DIRECTIVE: Your task is to copy the listing exactly. Drop any pictures from the copy.

==== RECORDS SUPPLIED

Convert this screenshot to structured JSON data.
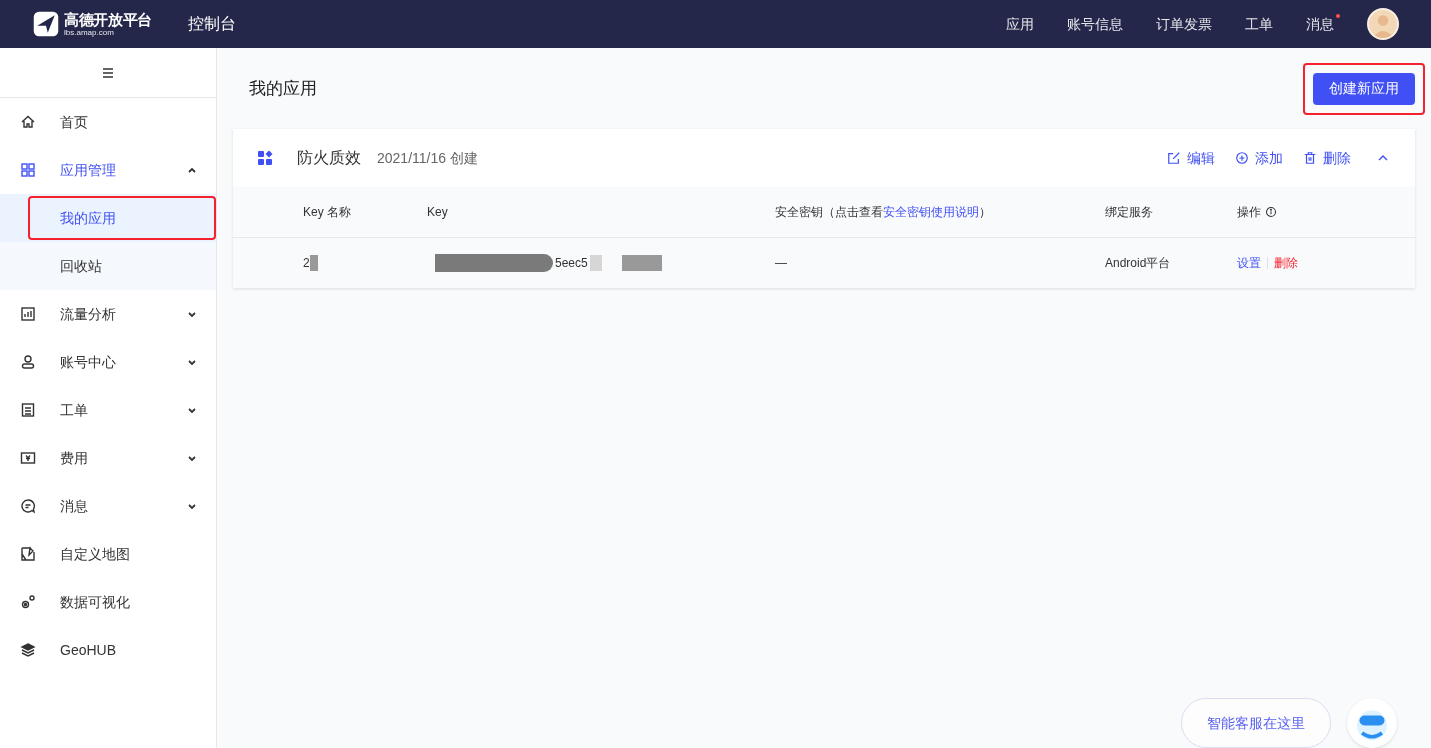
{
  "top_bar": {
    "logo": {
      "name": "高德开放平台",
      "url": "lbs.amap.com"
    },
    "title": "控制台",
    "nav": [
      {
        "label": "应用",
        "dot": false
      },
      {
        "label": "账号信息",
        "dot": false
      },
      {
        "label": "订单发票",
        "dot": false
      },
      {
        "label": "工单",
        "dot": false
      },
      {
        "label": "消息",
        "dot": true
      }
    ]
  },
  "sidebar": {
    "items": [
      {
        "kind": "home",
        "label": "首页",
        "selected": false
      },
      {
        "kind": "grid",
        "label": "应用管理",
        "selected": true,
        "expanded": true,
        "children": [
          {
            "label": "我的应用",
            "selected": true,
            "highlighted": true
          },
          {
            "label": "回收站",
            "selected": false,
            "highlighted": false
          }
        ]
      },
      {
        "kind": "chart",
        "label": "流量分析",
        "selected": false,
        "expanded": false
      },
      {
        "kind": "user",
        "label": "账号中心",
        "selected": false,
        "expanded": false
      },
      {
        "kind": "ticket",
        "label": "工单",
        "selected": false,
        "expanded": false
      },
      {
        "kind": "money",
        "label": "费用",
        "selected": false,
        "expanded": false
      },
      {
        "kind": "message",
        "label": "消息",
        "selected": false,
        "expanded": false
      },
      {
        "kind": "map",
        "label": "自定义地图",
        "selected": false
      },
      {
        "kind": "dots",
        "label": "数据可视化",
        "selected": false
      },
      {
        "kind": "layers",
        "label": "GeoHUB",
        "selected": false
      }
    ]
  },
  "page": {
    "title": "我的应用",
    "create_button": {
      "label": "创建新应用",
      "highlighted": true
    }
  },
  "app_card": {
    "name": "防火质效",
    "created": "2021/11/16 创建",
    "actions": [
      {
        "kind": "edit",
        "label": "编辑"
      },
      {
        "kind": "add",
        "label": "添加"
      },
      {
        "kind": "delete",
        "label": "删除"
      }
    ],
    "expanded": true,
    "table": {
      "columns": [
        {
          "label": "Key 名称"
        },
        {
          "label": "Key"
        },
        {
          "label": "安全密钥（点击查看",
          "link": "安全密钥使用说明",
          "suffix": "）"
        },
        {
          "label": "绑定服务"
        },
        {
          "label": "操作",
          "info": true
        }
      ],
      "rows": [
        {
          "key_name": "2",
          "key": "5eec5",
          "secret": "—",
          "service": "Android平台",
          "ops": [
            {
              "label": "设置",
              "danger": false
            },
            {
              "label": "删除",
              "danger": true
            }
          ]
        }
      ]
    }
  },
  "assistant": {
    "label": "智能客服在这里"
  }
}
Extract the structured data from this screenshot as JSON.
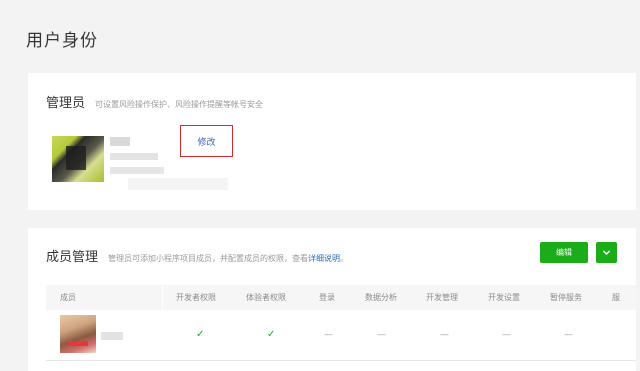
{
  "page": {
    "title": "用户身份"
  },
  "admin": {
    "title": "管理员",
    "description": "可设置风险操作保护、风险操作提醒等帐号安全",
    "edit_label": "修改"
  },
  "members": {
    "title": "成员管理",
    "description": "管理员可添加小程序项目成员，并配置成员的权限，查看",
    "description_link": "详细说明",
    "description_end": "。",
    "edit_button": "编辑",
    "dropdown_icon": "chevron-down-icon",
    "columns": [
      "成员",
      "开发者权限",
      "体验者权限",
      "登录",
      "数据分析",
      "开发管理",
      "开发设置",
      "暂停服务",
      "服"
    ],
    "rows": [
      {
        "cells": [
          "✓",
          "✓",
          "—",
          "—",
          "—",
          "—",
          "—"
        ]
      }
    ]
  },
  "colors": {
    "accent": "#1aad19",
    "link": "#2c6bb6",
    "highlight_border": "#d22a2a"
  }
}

========

WORKED ANSWER:
Convert this screenshot to structured JSON data.
{
  "top_bar": {
    "logo": {
      "name": "高德开放平台",
      "url": "lbs.amap.com"
    },
    "title": "控制台",
    "nav": [
      {
        "label": "应用",
        "dot": false
      },
      {
        "label": "账号信息",
        "dot": false
      },
      {
        "label": "订单发票",
        "dot": false
      },
      {
        "label": "工单",
        "dot": false
      },
      {
        "label": "消息",
        "dot": true
      }
    ]
  },
  "sidebar": {
    "items": [
      {
        "kind": "home",
        "label": "首页",
        "selected": false
      },
      {
        "kind": "grid",
        "label": "应用管理",
        "selected": true,
        "expanded": true,
        "children": [
          {
            "label": "我的应用",
            "selected": true,
            "highlighted": true
          },
          {
            "label": "回收站",
            "selected": false,
            "highlighted": false
          }
        ]
      },
      {
        "kind": "chart",
        "label": "流量分析",
        "selected": false,
        "expanded": false
      },
      {
        "kind": "user",
        "label": "账号中心",
        "selected": false,
        "expanded": false
      },
      {
        "kind": "ticket",
        "label": "工单",
        "selected": false,
        "expanded": false
      },
      {
        "kind": "money",
        "label": "费用",
        "selected": false,
        "expanded": false
      },
      {
        "kind": "message",
        "label": "消息",
        "selected": false,
        "expanded": false
      },
      {
        "kind": "map",
        "label": "自定义地图",
        "selected": false
      },
      {
        "kind": "dots",
        "label": "数据可视化",
        "selected": false
      },
      {
        "kind": "layers",
        "label": "GeoHUB",
        "selected": false
      }
    ]
  },
  "page": {
    "title": "我的应用",
    "create_button": {
      "label": "创建新应用",
      "highlighted": true
    }
  },
  "app_card": {
    "name": "防火质效",
    "created": "2021/11/16 创建",
    "actions": [
      {
        "kind": "edit",
        "label": "编辑"
      },
      {
        "kind": "add",
        "label": "添加"
      },
      {
        "kind": "delete",
        "label": "删除"
      }
    ],
    "expanded": true,
    "table": {
      "columns": [
        {
          "label": "Key 名称"
        },
        {
          "label": "Key"
        },
        {
          "label": "安全密钥（点击查看",
          "link": "安全密钥使用说明",
          "suffix": "）"
        },
        {
          "label": "绑定服务"
        },
        {
          "label": "操作",
          "info": true
        }
      ],
      "rows": [
        {
          "key_name": "2",
          "key": "5eec5",
          "secret": "—",
          "service": "Android平台",
          "ops": [
            {
              "label": "设置",
              "danger": false
            },
            {
              "label": "删除",
              "danger": true
            }
          ]
        }
      ]
    }
  },
  "assistant": {
    "label": "智能客服在这里"
  }
}
Extract the structured data from this screenshot as JSON.
{
  "page": {
    "title": "用户身份"
  },
  "admin": {
    "title": "管理员",
    "description": "可设置风险操作保护、风险操作提醒等帐号安全",
    "edit_label": "修改"
  },
  "members": {
    "title": "成员管理",
    "description": "管理员可添加小程序项目成员，并配置成员的权限，查看",
    "description_link": "详细说明",
    "description_end": "。",
    "edit_button": "编辑",
    "dropdown_icon": "chevron-down-icon",
    "columns": [
      "成员",
      "开发者权限",
      "体验者权限",
      "登录",
      "数据分析",
      "开发管理",
      "开发设置",
      "暂停服务",
      "服"
    ],
    "rows": [
      {
        "cells": [
          "✓",
          "✓",
          "—",
          "—",
          "—",
          "—",
          "—"
        ]
      }
    ]
  },
  "colors": {
    "accent": "#1aad19",
    "link": "#2c6bb6",
    "highlight_border": "#d22a2a"
  }
}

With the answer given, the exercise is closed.